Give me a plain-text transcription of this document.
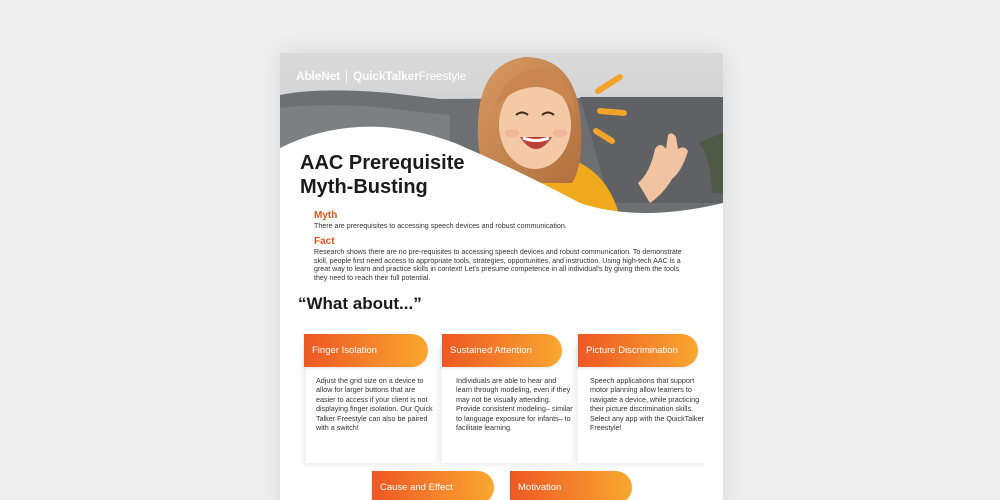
AbleNet QuickTalkerFreestyle
AAC Prerequisite
Myth-Busting
Myth
There are prerequisites to accessing speech devices and robust communication.
Fact
Research shows there are no pre-requisites to accessing speech devices and robust communication. To demonstrate skill, people first need access to appropriate tools, strategies, opportunities, and instruction. Using high-tech AAC is a great way to learn and practice skills in context! Let's presume competence in all individual's by giving them the tools they need to reach their full potential.
“What about...”
Finger Isolation	Sustained Attention	Picture Discrimination
Adjust the grid size on a device to allow for larger buttons that are easier to access if your client is not displaying finger isolation. Our Quick Talker Freestyle can also be paired with a switch!
Individuals are able to hear and learn through modeling, even if they may not be visually attending. Provide consistent modeling– similar to language exposure for infants– to facilitate learning.
Speech applications that support motor planning allow learners to navigate a device, while practicing their picture discrimination skills. Select any app with the QuickTalker Freestyle!
Cause and Effect	Motivation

* [Exercise aim]:
Write out every record above exactly as it stands, but leave out the pictures.

* [Output of the task]:
Give me a plain-text transcription of this document.
AbleNet QuickTalkerFreestyle
AAC Prerequisite
Myth-Busting
Myth
There are prerequisites to accessing speech devices and robust communication.
Fact
Research shows there are no pre-requisites to accessing speech devices and robust communication. To demonstrate skill, people first need access to appropriate tools, strategies, opportunities, and instruction. Using high-tech AAC is a great way to learn and practice skills in context! Let's presume competence in all individual's by giving them the tools they need to reach their full potential.
“What about...”
Finger Isolation	Sustained Attention	Picture Discrimination
Adjust the grid size on a device to allow for larger buttons that are easier to access if your client is not displaying finger isolation. Our Quick Talker Freestyle can also be paired with a switch!
Individuals are able to hear and learn through modeling, even if they may not be visually attending. Provide consistent modeling– similar to language exposure for infants– to facilitate learning.
Speech applications that support motor planning allow learners to navigate a device, while practicing their picture discrimination skills. Select any app with the QuickTalker Freestyle!
Cause and Effect	Motivation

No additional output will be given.